Below are the records. Gather each line that holds "name".
Start Provided information
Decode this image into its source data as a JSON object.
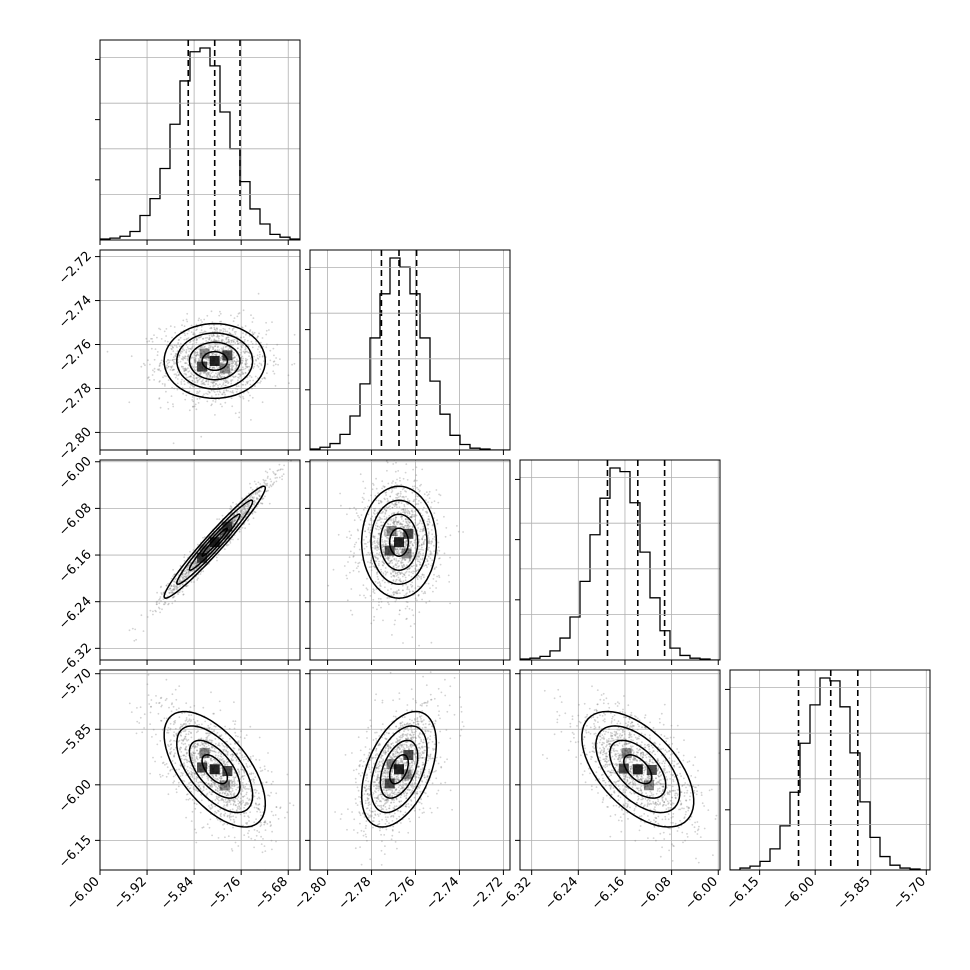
{
  "colors": {
    "background": "#ffffff",
    "axes": "#000000",
    "grid": "#b0b0b0",
    "scatter": "#7f7f7f",
    "histogram": "#000000"
  },
  "chart_data": {
    "type": "corner",
    "grid": true,
    "xlabel": "",
    "ylabel": "",
    "params": [
      {
        "range": [
          -6.0,
          -5.66
        ],
        "ticks": [
          -6.0,
          -5.92,
          -5.84,
          -5.76,
          -5.68
        ],
        "tick_labels": [
          "−6.00",
          "−5.92",
          "−5.84",
          "−5.76",
          "−5.68"
        ],
        "mean": -5.805,
        "quantiles": [
          -5.85,
          -5.805,
          -5.762
        ],
        "sd": 0.043
      },
      {
        "range": [
          -2.808,
          -2.717
        ],
        "ticks": [
          -2.8,
          -2.78,
          -2.76,
          -2.74,
          -2.72
        ],
        "tick_labels": [
          "−2.80",
          "−2.78",
          "−2.76",
          "−2.74",
          "−2.72"
        ],
        "mean": -2.7675,
        "quantiles": [
          -2.7755,
          -2.7675,
          -2.7595
        ],
        "sd": 0.0085
      },
      {
        "range": [
          -6.34,
          -5.997
        ],
        "ticks": [
          -6.32,
          -6.24,
          -6.16,
          -6.08,
          -6.0
        ],
        "tick_labels": [
          "−6.32",
          "−6.24",
          "−6.16",
          "−6.08",
          "−6.00"
        ],
        "mean": -6.138,
        "quantiles": [
          -6.19,
          -6.138,
          -6.092
        ],
        "sd": 0.048
      },
      {
        "range": [
          -6.23,
          -5.69
        ],
        "ticks": [
          -6.15,
          -6.0,
          -5.85,
          -5.7
        ],
        "tick_labels": [
          "−6.15",
          "−6.00",
          "−5.85",
          "−5.70"
        ],
        "mean": -5.958,
        "quantiles": [
          -6.045,
          -5.958,
          -5.885
        ],
        "sd": 0.078
      }
    ],
    "histograms": [
      {
        "param": 0,
        "counts": [
          1,
          2,
          4,
          9,
          26,
          44,
          76,
          123,
          169,
          200,
          204,
          185,
          136,
          97,
          62,
          33,
          17,
          6,
          3,
          1
        ]
      },
      {
        "param": 1,
        "counts": [
          1,
          3,
          7,
          17,
          37,
          72,
          122,
          170,
          209,
          199,
          170,
          122,
          75,
          39,
          16,
          6,
          2,
          1,
          0,
          0
        ]
      },
      {
        "param": 2,
        "counts": [
          1,
          2,
          4,
          10,
          24,
          47,
          86,
          137,
          177,
          210,
          206,
          172,
          118,
          68,
          32,
          13,
          5,
          2,
          1,
          0
        ]
      },
      {
        "param": 3,
        "counts": [
          0,
          2,
          4,
          9,
          22,
          46,
          81,
          132,
          172,
          200,
          197,
          170,
          122,
          71,
          34,
          14,
          5,
          2,
          1,
          0
        ]
      }
    ],
    "correlations": [
      {
        "x": 0,
        "y": 1,
        "rho": 0.0
      },
      {
        "x": 0,
        "y": 2,
        "rho": 0.97
      },
      {
        "x": 1,
        "y": 2,
        "rho": 0.0
      },
      {
        "x": 0,
        "y": 3,
        "rho": -0.6
      },
      {
        "x": 1,
        "y": 3,
        "rho": 0.45
      },
      {
        "x": 2,
        "y": 3,
        "rho": -0.55
      }
    ],
    "contour_levels": [
      "0.5σ",
      "1σ",
      "1.5σ",
      "2σ"
    ]
  }
}
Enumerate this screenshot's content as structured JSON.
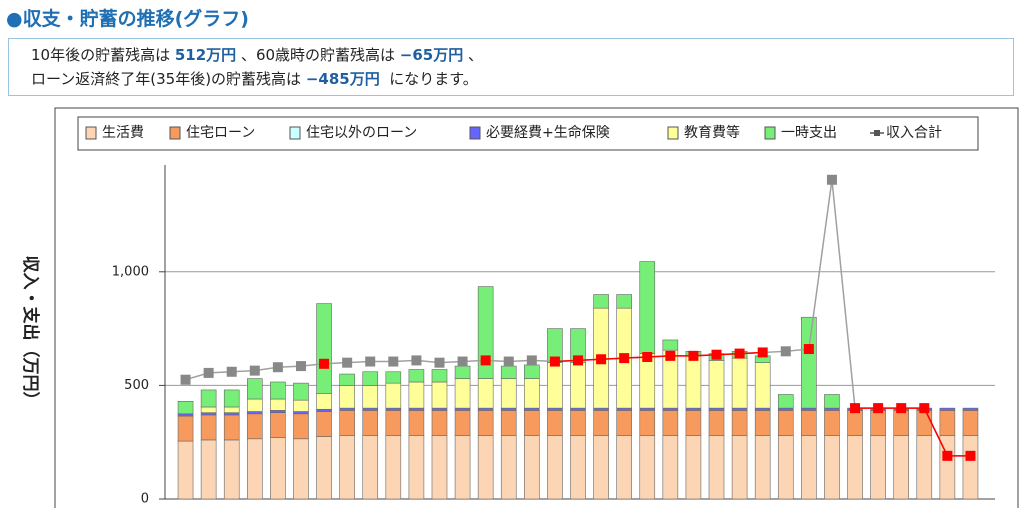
{
  "header": {
    "title": "●収支・貯蓄の推移(グラフ)"
  },
  "summary": {
    "lines": [
      [
        {
          "text": "10年後の貯蓄残高は "
        },
        {
          "text": "512万円",
          "bold": true
        },
        {
          "text": " 、60歳時の貯蓄残高は "
        },
        {
          "text": "−65万円",
          "bold": true
        },
        {
          "text": " 、"
        }
      ],
      [
        {
          "text": "ローン返済終了年(35年後)の貯蓄残高は "
        },
        {
          "text": "−485万円",
          "bold": true
        },
        {
          "text": "  になります。"
        }
      ]
    ]
  },
  "chart_data": {
    "type": "bar",
    "stacked": true,
    "y_label": "収入・支出（万円）",
    "categories": [
      null,
      null,
      null,
      null,
      null,
      null,
      null,
      null,
      null,
      null,
      null,
      null,
      null,
      null,
      null,
      null,
      null,
      null,
      null,
      null,
      null,
      null,
      null,
      null,
      null,
      null,
      null,
      null,
      null,
      null,
      null,
      null,
      null,
      null,
      null
    ],
    "ylim": [
      0,
      1470
    ],
    "yticks": [
      0,
      500,
      {
        "value": 1000,
        "label": "1,000"
      }
    ],
    "grid": true,
    "legend": "top",
    "series": [
      {
        "name": "生活費",
        "color": "#fcd5b5",
        "values": [
          255,
          260,
          260,
          265,
          270,
          265,
          275,
          280,
          280,
          280,
          280,
          280,
          280,
          280,
          280,
          280,
          280,
          280,
          280,
          280,
          280,
          280,
          280,
          280,
          280,
          280,
          280,
          280,
          280,
          280,
          280,
          280,
          280,
          280,
          280
        ]
      },
      {
        "name": "住宅ローン",
        "color": "#f79a5e",
        "values": [
          110,
          110,
          110,
          110,
          110,
          110,
          110,
          110,
          110,
          110,
          110,
          110,
          110,
          110,
          110,
          110,
          110,
          110,
          110,
          110,
          110,
          110,
          110,
          110,
          110,
          110,
          110,
          110,
          110,
          110,
          110,
          110,
          110,
          110,
          110
        ]
      },
      {
        "name": "住宅以外のローン",
        "color": "#ccffff",
        "values": [
          0,
          0,
          0,
          0,
          0,
          0,
          0,
          0,
          0,
          0,
          0,
          0,
          0,
          0,
          0,
          0,
          0,
          0,
          0,
          0,
          0,
          0,
          0,
          0,
          0,
          0,
          0,
          0,
          0,
          0,
          0,
          0,
          0,
          0,
          0
        ]
      },
      {
        "name": "必要経費+生命保険",
        "color": "#6666ff",
        "values": [
          10,
          10,
          10,
          10,
          10,
          10,
          10,
          10,
          10,
          10,
          10,
          10,
          10,
          10,
          10,
          10,
          10,
          10,
          10,
          10,
          10,
          10,
          10,
          10,
          10,
          10,
          10,
          10,
          10,
          10,
          10,
          10,
          10,
          10,
          10
        ]
      },
      {
        "name": "教育費等",
        "color": "#ffff99",
        "values": [
          0,
          25,
          25,
          55,
          50,
          50,
          70,
          100,
          100,
          110,
          115,
          115,
          130,
          130,
          130,
          130,
          200,
          200,
          440,
          440,
          240,
          255,
          230,
          210,
          220,
          200,
          0,
          0,
          0,
          0,
          0,
          0,
          0,
          0,
          0
        ]
      },
      {
        "name": "一時支出",
        "color": "#77ee77",
        "values": [
          55,
          75,
          75,
          90,
          75,
          75,
          395,
          50,
          60,
          50,
          55,
          55,
          55,
          405,
          55,
          60,
          150,
          150,
          60,
          60,
          405,
          45,
          20,
          30,
          30,
          30,
          60,
          400,
          60,
          0,
          0,
          0,
          0,
          0,
          0
        ]
      },
      {
        "name": "収入合計",
        "type": "line",
        "color": "#a0a0a0",
        "marker_colors": [
          "#888888",
          "#888888",
          "#888888",
          "#888888",
          "#888888",
          "#888888",
          "#ff0000",
          "#888888",
          "#888888",
          "#888888",
          "#888888",
          "#888888",
          "#888888",
          "#ff0000",
          "#888888",
          "#888888",
          "#ff0000",
          "#ff0000",
          "#ff0000",
          "#ff0000",
          "#ff0000",
          "#ff0000",
          "#ff0000",
          "#ff0000",
          "#ff0000",
          "#ff0000",
          "#888888",
          "#ff0000",
          "#888888",
          "#ff0000",
          "#ff0000",
          "#ff0000",
          "#ff0000",
          "#ff0000",
          "#ff0000"
        ],
        "values": [
          525,
          555,
          560,
          565,
          580,
          585,
          595,
          600,
          605,
          605,
          610,
          600,
          605,
          610,
          605,
          610,
          605,
          610,
          615,
          620,
          625,
          630,
          630,
          635,
          640,
          645,
          650,
          660,
          1405,
          400,
          400,
          400,
          400,
          190,
          190
        ]
      }
    ]
  }
}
End Provided information
Expected output »
        "name": "生活費",
        "name": "住宅ローン",
        "name": "住宅以外のローン",
        "name": "必要経費+生命保険",
        "name": "教育費等",
        "name": "一時支出",
        "name": "収入合計",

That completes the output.